PROBLEM TO WORK ON: Your answer should be one number, the count of lines in the data that hold "mRNA".

THE DATA:
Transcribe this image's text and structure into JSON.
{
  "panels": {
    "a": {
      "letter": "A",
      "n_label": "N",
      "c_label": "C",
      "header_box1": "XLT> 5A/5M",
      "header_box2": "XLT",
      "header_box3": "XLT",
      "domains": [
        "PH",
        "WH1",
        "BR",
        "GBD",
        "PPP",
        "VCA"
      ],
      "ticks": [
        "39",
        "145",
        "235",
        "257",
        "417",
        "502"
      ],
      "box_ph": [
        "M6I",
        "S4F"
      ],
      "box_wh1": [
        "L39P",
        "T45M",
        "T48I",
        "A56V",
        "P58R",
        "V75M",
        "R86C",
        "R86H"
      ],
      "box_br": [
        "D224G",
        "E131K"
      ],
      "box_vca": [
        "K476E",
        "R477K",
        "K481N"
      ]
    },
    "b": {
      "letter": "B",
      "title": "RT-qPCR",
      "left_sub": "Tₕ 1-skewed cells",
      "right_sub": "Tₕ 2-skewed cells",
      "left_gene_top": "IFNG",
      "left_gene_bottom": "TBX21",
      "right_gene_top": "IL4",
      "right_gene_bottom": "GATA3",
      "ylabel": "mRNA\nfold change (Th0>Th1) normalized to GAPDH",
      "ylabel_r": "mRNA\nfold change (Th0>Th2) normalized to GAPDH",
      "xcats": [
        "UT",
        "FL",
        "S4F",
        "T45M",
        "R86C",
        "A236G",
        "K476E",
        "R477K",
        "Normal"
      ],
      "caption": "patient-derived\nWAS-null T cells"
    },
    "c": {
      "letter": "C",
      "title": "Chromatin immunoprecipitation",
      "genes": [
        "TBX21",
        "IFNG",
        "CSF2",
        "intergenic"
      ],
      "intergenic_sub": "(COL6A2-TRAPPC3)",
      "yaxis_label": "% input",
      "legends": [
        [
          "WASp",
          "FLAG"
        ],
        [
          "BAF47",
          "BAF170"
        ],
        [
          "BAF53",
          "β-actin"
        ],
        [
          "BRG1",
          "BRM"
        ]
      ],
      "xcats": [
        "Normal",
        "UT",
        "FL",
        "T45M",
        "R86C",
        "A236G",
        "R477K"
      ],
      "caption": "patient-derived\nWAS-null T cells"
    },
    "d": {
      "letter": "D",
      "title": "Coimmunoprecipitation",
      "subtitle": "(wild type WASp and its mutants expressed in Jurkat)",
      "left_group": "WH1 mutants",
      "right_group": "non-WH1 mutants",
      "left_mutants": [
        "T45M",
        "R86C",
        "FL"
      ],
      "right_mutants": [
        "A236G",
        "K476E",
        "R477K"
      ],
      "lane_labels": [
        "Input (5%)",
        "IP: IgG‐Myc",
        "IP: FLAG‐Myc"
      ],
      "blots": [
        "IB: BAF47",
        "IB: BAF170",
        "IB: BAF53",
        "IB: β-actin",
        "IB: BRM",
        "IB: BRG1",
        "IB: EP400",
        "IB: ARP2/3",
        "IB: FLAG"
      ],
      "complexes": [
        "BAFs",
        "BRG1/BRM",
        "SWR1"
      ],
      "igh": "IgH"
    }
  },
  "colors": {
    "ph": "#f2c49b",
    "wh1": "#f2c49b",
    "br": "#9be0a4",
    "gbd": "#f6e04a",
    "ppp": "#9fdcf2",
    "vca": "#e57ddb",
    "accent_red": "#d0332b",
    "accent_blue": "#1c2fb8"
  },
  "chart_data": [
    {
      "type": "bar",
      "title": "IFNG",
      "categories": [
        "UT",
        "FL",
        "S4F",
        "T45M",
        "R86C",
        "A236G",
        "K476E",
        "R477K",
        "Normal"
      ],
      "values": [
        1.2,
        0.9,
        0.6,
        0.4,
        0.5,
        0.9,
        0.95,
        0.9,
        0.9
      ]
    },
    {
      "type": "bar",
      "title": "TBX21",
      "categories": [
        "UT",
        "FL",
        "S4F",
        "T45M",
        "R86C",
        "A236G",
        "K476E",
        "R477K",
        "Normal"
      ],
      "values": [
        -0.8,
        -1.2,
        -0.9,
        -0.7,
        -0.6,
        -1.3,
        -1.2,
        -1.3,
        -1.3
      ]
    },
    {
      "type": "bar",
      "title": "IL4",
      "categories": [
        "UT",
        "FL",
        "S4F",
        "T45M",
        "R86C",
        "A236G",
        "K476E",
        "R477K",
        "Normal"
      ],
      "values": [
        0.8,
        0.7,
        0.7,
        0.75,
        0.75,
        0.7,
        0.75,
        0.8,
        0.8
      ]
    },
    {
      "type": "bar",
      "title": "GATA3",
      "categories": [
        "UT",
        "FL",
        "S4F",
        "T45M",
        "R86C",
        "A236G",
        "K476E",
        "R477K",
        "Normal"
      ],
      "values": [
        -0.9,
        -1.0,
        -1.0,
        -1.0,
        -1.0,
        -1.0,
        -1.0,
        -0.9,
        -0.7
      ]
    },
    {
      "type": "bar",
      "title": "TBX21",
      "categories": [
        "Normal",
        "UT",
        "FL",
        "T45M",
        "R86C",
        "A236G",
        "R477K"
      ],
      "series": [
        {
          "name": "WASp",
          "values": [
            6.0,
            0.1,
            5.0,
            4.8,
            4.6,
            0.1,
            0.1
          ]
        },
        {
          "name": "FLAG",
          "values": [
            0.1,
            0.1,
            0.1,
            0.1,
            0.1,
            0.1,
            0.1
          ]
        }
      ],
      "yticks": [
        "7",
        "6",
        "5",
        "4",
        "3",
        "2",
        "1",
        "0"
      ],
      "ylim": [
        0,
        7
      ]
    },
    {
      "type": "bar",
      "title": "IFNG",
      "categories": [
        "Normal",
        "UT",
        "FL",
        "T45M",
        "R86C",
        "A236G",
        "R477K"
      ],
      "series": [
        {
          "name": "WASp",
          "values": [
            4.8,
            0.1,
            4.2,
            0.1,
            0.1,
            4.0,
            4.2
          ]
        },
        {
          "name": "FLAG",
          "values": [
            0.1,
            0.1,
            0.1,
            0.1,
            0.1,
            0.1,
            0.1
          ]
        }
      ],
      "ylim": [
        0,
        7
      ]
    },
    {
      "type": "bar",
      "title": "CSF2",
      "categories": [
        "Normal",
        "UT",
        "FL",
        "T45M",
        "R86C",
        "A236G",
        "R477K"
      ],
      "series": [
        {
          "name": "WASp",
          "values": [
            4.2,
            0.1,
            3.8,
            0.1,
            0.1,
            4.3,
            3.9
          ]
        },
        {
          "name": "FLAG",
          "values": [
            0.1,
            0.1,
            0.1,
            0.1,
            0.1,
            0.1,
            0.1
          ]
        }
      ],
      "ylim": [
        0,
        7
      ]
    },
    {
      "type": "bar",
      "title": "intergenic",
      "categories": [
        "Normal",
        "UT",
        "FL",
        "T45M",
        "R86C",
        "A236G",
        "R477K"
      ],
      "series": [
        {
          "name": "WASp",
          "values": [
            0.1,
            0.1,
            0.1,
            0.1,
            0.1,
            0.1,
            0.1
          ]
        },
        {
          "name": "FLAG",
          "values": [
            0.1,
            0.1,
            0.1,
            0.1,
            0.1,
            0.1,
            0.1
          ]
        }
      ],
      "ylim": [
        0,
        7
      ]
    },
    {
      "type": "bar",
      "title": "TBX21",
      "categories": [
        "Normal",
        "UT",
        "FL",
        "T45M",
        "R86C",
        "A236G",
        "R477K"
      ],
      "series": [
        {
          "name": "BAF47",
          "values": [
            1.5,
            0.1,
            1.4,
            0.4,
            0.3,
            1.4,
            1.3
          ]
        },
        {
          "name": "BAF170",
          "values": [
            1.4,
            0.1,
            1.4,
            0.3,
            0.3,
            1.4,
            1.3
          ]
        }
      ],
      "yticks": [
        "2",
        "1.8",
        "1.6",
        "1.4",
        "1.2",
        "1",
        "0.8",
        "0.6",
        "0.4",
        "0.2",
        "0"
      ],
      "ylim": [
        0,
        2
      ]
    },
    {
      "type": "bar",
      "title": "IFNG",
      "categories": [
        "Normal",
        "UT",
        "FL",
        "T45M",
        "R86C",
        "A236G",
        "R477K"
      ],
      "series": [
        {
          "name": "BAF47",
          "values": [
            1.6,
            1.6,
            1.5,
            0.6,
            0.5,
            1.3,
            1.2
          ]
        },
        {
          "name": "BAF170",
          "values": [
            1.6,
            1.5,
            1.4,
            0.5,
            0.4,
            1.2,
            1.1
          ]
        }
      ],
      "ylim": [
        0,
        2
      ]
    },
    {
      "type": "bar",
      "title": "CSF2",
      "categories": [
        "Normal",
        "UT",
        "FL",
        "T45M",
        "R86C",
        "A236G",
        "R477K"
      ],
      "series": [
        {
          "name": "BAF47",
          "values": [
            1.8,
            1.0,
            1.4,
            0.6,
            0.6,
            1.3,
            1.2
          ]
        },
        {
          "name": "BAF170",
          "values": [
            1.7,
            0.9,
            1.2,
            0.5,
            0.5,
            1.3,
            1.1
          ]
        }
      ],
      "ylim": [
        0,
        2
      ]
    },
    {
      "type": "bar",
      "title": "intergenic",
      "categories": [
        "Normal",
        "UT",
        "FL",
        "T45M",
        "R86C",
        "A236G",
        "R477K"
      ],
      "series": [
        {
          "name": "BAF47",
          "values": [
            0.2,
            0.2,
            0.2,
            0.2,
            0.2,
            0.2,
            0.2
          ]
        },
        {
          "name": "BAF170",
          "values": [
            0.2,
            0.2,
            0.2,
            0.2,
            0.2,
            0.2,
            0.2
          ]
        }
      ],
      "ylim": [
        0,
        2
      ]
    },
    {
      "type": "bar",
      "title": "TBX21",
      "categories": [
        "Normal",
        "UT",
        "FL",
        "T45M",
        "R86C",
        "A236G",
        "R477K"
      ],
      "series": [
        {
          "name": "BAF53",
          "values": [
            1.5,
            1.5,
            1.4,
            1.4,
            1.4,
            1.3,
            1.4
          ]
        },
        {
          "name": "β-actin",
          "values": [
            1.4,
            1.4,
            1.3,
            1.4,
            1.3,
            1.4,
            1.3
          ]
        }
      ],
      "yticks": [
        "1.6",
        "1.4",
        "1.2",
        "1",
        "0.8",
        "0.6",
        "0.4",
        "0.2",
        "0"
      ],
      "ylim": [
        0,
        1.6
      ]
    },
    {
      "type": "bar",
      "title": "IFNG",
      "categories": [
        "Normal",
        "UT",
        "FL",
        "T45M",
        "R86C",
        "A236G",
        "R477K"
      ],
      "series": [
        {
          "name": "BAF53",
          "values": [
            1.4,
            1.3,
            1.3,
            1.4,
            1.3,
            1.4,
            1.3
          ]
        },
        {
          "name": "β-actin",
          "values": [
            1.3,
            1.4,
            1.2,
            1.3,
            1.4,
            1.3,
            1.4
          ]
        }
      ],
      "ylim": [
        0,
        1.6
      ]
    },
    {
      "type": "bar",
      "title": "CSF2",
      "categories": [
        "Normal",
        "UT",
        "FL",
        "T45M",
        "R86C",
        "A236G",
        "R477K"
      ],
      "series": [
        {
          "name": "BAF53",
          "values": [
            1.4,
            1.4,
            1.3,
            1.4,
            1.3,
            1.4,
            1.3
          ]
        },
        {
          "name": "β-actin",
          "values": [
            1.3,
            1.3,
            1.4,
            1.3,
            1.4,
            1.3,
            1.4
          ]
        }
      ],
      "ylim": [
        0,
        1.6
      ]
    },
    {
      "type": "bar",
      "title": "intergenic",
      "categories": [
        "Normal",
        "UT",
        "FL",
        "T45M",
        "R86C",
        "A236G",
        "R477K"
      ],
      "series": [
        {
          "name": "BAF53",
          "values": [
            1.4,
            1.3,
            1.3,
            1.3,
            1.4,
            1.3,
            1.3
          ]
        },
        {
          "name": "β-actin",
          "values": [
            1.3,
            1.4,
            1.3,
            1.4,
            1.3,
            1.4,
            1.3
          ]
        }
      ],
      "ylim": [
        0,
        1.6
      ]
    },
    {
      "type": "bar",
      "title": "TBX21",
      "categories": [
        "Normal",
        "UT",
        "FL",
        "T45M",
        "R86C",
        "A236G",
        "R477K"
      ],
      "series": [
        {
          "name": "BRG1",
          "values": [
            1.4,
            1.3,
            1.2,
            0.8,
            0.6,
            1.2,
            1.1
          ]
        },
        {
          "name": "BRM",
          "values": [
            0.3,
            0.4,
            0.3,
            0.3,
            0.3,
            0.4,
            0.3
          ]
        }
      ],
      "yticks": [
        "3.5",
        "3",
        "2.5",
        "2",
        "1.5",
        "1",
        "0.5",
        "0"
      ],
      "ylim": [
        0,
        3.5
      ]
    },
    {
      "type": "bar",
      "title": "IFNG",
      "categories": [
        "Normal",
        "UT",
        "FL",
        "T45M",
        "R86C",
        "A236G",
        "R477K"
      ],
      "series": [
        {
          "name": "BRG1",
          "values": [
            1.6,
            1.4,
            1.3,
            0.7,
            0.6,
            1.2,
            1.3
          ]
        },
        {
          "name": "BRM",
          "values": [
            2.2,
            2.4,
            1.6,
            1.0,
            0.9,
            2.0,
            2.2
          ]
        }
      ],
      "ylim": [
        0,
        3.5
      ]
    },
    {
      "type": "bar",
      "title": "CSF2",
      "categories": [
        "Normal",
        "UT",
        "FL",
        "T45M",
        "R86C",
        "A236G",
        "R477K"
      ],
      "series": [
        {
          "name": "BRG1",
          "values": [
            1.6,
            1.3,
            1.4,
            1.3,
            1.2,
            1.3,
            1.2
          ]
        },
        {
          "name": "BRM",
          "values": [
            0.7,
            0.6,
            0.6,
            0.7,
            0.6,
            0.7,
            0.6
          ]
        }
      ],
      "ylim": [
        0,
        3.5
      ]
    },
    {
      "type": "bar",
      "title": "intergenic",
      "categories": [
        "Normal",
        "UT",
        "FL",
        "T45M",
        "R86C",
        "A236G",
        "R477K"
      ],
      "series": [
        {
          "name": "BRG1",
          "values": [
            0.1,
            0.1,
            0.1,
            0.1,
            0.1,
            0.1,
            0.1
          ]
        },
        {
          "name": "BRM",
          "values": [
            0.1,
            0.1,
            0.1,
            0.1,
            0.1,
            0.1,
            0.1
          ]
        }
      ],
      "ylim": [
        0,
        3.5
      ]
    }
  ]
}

OUTPUT: 2